WHAT THE TASK ASKS
Every record must be repeated exactly, with no omission.
** START DATA EXCERPTS **
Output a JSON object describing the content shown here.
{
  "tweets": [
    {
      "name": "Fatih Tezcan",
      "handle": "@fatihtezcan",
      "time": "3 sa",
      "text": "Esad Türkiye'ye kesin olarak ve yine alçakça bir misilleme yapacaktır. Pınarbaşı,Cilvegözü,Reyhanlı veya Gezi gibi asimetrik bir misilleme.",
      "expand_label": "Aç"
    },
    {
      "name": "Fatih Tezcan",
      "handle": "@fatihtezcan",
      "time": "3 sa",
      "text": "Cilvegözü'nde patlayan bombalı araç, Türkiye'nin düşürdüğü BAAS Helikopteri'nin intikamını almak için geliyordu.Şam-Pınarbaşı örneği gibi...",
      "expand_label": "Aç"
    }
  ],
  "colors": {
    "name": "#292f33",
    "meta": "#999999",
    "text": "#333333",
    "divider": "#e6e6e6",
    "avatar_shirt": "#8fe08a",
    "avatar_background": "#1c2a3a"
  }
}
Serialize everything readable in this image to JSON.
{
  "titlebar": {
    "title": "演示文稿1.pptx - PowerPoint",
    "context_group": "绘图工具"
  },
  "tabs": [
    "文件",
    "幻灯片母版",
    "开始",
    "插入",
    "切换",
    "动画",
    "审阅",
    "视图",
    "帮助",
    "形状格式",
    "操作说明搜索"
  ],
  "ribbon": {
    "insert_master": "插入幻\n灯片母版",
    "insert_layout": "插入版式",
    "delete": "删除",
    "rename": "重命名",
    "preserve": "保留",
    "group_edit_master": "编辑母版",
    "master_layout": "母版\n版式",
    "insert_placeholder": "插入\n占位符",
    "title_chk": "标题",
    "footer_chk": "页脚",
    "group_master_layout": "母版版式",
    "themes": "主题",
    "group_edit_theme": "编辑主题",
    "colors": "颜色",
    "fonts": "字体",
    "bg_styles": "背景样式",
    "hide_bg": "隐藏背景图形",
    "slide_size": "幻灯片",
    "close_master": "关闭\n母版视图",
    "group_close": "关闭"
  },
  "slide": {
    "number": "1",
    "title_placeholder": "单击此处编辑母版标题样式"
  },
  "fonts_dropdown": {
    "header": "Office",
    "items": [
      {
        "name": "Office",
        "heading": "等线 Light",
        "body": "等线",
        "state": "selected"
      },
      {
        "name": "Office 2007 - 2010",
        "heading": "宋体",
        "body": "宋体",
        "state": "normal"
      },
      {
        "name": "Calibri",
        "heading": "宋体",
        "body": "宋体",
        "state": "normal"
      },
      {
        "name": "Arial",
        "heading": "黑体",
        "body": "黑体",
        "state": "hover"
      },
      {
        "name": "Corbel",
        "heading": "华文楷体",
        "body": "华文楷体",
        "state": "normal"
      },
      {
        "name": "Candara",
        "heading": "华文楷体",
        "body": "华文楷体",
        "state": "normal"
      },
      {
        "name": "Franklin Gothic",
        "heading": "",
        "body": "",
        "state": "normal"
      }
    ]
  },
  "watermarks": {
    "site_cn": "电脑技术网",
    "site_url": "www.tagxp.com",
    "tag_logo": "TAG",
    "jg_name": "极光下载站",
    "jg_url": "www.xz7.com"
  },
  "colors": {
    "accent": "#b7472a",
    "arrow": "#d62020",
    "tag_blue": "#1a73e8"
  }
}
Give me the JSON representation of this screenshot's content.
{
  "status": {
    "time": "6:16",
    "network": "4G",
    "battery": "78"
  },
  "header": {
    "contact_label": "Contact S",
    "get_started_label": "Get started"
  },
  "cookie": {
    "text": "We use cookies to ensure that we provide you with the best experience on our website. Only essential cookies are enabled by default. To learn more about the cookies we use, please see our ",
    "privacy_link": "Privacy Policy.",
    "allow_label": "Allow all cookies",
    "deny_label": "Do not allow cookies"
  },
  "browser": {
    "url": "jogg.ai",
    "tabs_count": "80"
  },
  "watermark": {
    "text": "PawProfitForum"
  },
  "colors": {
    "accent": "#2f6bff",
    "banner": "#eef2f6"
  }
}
** END DATA EXCERPTS **
THE ANSWER
Output a JSON object describing the content shown here.
{
  "tweets": [
    {
      "name": "Fatih Tezcan",
      "handle": "@fatihtezcan",
      "time": "3 sa",
      "text": "Esad Türkiye'ye kesin olarak ve yine alçakça bir misilleme yapacaktır. Pınarbaşı,Cilvegözü,Reyhanlı veya Gezi gibi asimetrik bir misilleme.",
      "expand_label": "Aç"
    },
    {
      "name": "Fatih Tezcan",
      "handle": "@fatihtezcan",
      "time": "3 sa",
      "text": "Cilvegözü'nde patlayan bombalı araç, Türkiye'nin düşürdüğü BAAS Helikopteri'nin intikamını almak için geliyordu.Şam-Pınarbaşı örneği gibi...",
      "expand_label": "Aç"
    }
  ],
  "colors": {
    "name": "#292f33",
    "meta": "#999999",
    "text": "#333333",
    "divider": "#e6e6e6",
    "avatar_shirt": "#8fe08a",
    "avatar_background": "#1c2a3a"
  }
}
Serialize everything readable in this image to JSON.
{
  "titlebar": {
    "title": "演示文稿1.pptx - PowerPoint",
    "context_group": "绘图工具"
  },
  "tabs": [
    "文件",
    "幻灯片母版",
    "开始",
    "插入",
    "切换",
    "动画",
    "审阅",
    "视图",
    "帮助",
    "形状格式",
    "操作说明搜索"
  ],
  "ribbon": {
    "insert_master": "插入幻\n灯片母版",
    "insert_layout": "插入版式",
    "delete": "删除",
    "rename": "重命名",
    "preserve": "保留",
    "group_edit_master": "编辑母版",
    "master_layout": "母版\n版式",
    "insert_placeholder": "插入\n占位符",
    "title_chk": "标题",
    "footer_chk": "页脚",
    "group_master_layout": "母版版式",
    "themes": "主题",
    "group_edit_theme": "编辑主题",
    "colors": "颜色",
    "fonts": "字体",
    "bg_styles": "背景样式",
    "hide_bg": "隐藏背景图形",
    "slide_size": "幻灯片",
    "close_master": "关闭\n母版视图",
    "group_close": "关闭"
  },
  "slide": {
    "number": "1",
    "title_placeholder": "单击此处编辑母版标题样式"
  },
  "fonts_dropdown": {
    "header": "Office",
    "items": [
      {
        "name": "Office",
        "heading": "等线 Light",
        "body": "等线",
        "state": "selected"
      },
      {
        "name": "Office 2007 - 2010",
        "heading": "宋体",
        "body": "宋体",
        "state": "normal"
      },
      {
        "name": "Calibri",
        "heading": "宋体",
        "body": "宋体",
        "state": "normal"
      },
      {
        "name": "Arial",
        "heading": "黑体",
        "body": "黑体",
        "state": "hover"
      },
      {
        "name": "Corbel",
        "heading": "华文楷体",
        "body": "华文楷体",
        "state": "normal"
      },
      {
        "name": "Candara",
        "heading": "华文楷体",
        "body": "华文楷体",
        "state": "normal"
      },
      {
        "name": "Franklin Gothic",
        "heading": "",
        "body": "",
        "state": "normal"
      }
    ]
  },
  "watermarks": {
    "site_cn": "电脑技术网",
    "site_url": "www.tagxp.com",
    "tag_logo": "TAG",
    "jg_name": "极光下载站",
    "jg_url": "www.xz7.com"
  },
  "colors": {
    "accent": "#b7472a",
    "arrow": "#d62020",
    "tag_blue": "#1a73e8"
  }
}
Give me the JSON representation of this screenshot's content.
{
  "status": {
    "time": "6:16",
    "network": "4G",
    "battery": "78"
  },
  "header": {
    "contact_label": "Contact S",
    "get_started_label": "Get started"
  },
  "cookie": {
    "text": "We use cookies to ensure that we provide you with the best experience on our website. Only essential cookies are enabled by default. To learn more about the cookies we use, please see our ",
    "privacy_link": "Privacy Policy.",
    "allow_label": "Allow all cookies",
    "deny_label": "Do not allow cookies"
  },
  "browser": {
    "url": "jogg.ai",
    "tabs_count": "80"
  },
  "watermark": {
    "text": "PawProfitForum"
  },
  "colors": {
    "accent": "#2f6bff",
    "banner": "#eef2f6"
  }
}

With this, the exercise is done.